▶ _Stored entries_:
## Begin

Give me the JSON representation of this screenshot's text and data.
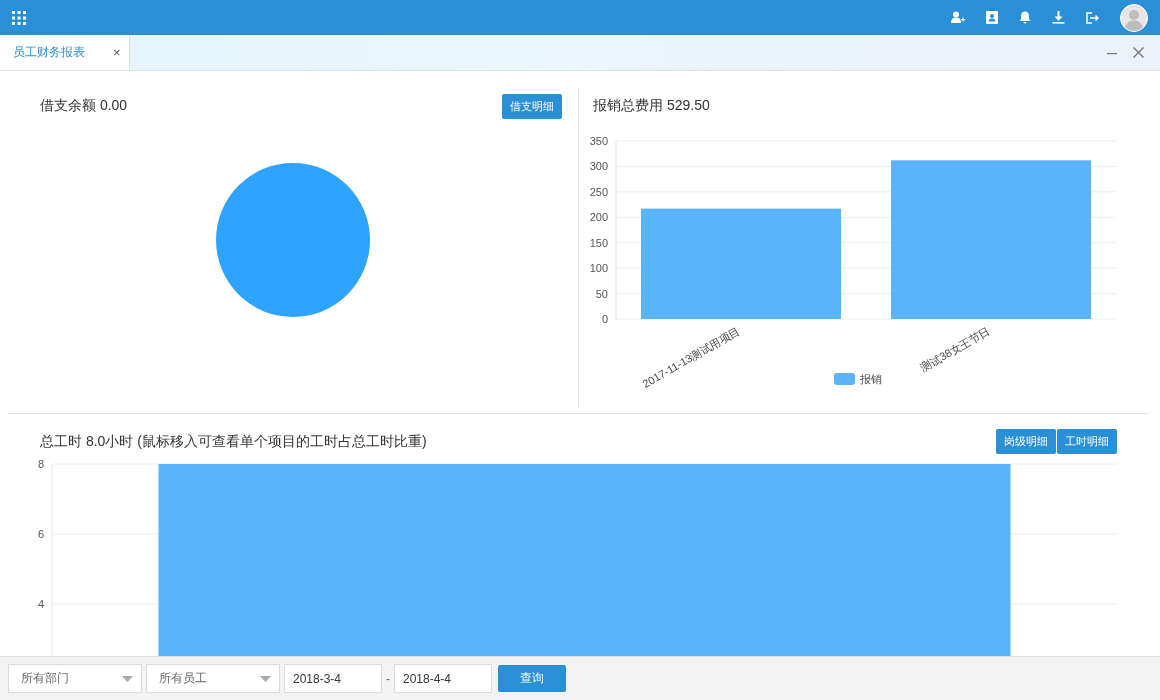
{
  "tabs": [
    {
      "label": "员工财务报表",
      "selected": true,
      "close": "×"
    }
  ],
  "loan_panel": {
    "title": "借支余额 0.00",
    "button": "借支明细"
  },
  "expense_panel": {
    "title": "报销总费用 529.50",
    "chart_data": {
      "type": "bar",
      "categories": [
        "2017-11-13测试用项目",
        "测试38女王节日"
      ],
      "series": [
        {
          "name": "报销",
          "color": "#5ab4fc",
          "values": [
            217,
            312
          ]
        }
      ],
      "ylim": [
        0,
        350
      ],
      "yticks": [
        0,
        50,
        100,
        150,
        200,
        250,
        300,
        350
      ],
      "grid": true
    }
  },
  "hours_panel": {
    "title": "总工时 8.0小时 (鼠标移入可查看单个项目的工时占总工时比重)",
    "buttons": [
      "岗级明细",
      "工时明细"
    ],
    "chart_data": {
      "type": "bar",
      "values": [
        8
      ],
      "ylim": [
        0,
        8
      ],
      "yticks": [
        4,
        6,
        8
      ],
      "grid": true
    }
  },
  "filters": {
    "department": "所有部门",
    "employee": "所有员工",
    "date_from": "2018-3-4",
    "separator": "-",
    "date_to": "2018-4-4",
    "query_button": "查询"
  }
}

## End
## Begin

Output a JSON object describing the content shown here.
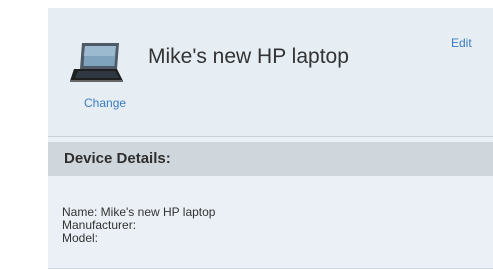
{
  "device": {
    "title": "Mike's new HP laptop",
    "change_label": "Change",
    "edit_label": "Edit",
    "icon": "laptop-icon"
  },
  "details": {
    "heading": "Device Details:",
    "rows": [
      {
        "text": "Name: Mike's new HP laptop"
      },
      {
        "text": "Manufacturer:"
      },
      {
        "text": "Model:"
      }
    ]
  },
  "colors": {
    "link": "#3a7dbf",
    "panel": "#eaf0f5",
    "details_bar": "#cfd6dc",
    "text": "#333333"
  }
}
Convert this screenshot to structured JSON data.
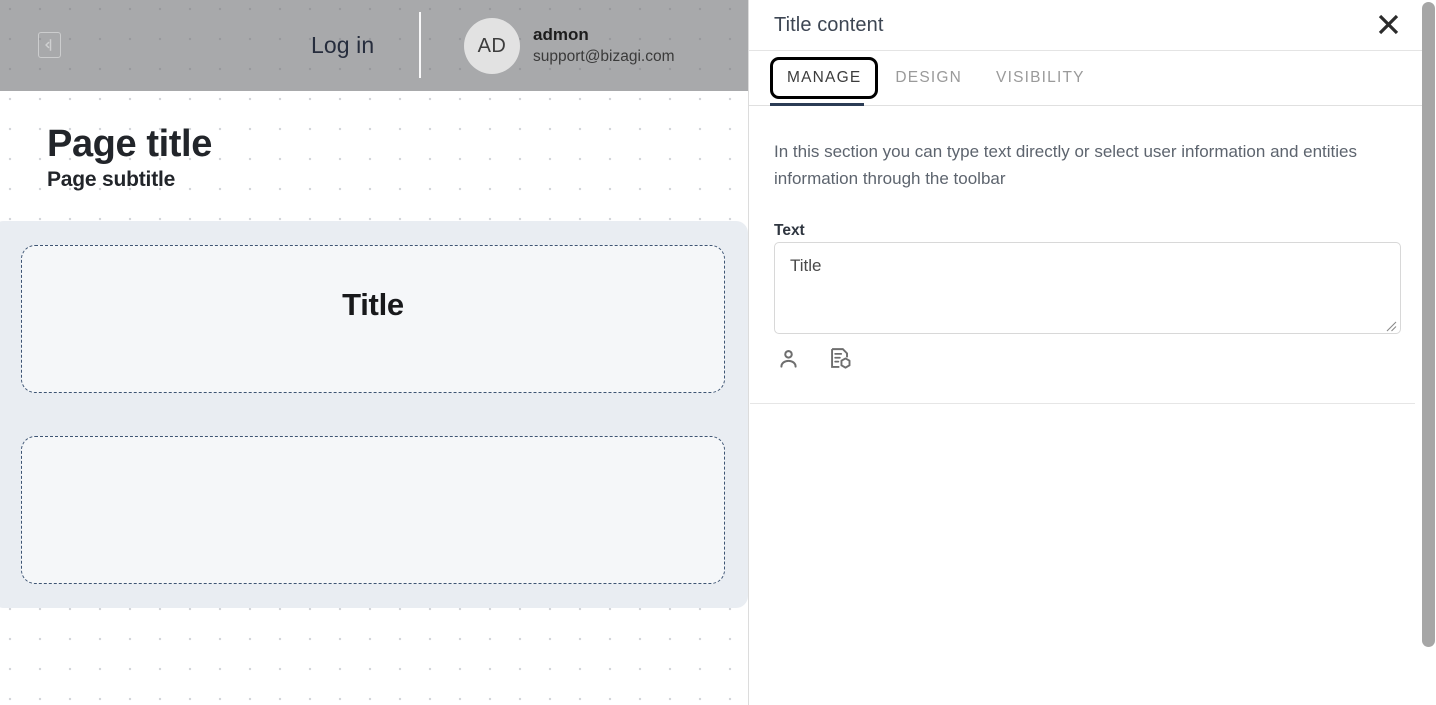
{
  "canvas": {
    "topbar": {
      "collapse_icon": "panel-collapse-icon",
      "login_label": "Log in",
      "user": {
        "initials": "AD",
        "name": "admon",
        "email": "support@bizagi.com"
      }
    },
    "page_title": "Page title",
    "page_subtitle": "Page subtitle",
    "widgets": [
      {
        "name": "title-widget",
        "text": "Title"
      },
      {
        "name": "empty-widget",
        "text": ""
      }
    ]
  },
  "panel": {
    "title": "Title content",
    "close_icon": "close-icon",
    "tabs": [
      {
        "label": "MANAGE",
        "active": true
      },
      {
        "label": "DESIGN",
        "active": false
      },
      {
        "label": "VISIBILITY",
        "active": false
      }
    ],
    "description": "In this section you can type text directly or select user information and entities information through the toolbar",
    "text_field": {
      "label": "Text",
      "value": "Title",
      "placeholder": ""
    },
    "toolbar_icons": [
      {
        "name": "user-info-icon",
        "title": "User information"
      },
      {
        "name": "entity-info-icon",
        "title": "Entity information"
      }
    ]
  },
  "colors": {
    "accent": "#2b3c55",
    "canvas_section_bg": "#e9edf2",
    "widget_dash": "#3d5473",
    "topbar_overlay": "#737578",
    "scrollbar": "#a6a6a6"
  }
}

## End
## Begin

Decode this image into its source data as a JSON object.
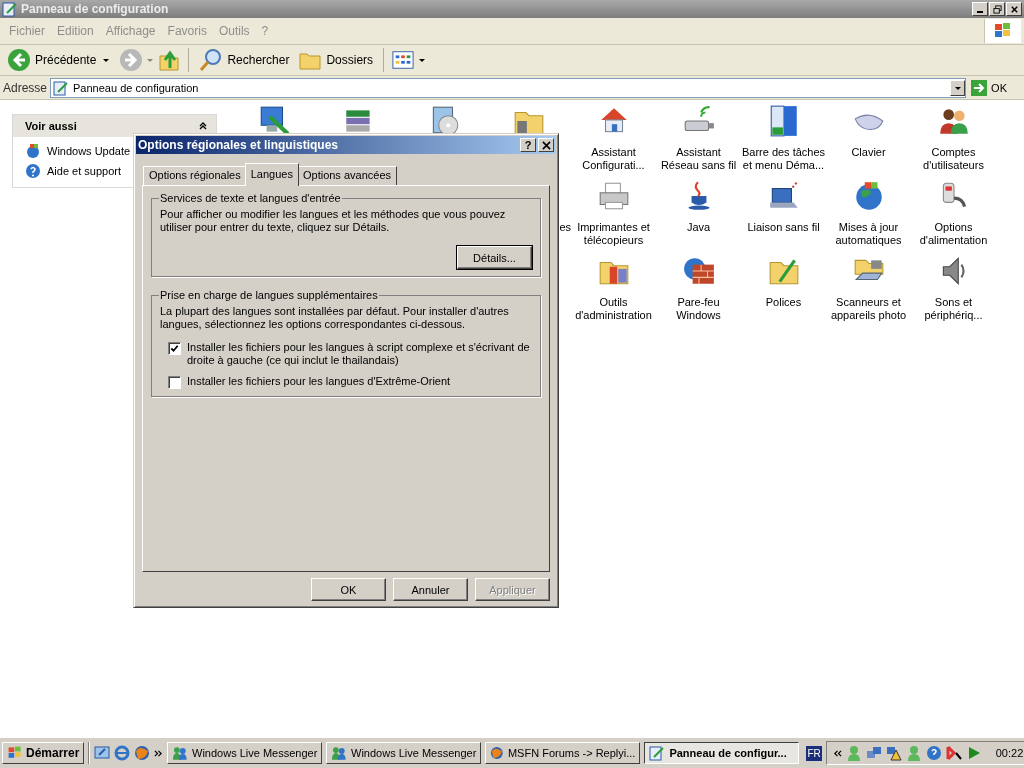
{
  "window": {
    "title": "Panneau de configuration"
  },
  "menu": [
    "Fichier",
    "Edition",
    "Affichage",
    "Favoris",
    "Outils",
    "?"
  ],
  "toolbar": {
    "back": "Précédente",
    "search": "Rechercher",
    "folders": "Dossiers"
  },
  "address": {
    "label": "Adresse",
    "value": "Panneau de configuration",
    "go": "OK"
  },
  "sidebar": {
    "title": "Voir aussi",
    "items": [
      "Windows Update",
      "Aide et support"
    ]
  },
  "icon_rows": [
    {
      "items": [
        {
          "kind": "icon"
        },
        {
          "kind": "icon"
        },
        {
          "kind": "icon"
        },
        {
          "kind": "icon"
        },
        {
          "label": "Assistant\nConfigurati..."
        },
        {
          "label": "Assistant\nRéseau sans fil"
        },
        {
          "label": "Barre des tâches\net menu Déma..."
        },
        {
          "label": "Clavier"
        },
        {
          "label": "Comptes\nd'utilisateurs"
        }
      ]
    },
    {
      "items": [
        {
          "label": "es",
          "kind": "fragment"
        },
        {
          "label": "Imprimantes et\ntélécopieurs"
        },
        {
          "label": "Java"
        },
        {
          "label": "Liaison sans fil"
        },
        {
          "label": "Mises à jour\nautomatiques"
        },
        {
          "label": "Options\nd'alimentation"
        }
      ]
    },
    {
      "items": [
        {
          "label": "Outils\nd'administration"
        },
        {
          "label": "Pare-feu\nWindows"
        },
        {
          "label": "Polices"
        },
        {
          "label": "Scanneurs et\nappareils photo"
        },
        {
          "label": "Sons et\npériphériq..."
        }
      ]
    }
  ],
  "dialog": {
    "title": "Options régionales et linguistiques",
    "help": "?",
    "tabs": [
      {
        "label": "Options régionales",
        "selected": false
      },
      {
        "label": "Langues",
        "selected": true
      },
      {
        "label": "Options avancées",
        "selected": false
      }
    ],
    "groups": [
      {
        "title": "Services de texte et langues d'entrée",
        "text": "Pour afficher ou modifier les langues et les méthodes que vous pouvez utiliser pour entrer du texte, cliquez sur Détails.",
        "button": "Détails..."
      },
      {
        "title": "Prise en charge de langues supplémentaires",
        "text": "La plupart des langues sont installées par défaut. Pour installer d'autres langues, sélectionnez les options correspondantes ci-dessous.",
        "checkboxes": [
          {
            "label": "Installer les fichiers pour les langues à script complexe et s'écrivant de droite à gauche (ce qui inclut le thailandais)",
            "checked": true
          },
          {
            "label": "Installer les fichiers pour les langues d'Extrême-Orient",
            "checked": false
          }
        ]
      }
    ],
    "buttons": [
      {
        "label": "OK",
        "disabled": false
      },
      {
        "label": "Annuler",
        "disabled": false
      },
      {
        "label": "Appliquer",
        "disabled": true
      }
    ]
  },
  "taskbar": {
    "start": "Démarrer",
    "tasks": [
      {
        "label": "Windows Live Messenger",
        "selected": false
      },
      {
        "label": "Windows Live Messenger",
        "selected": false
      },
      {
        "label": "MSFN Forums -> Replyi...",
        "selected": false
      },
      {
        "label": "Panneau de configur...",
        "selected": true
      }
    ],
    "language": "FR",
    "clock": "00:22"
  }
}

## End

▶ _Task prompt_: From the listing above, copy out each line where the word "texte" appears.

▶ _Written answer_:
        "title": "Services de texte et langues d'entrée",
        "text": "Pour afficher ou modifier les langues et les méthodes que vous pouvez utiliser pour entrer du texte, cliquez sur Détails.",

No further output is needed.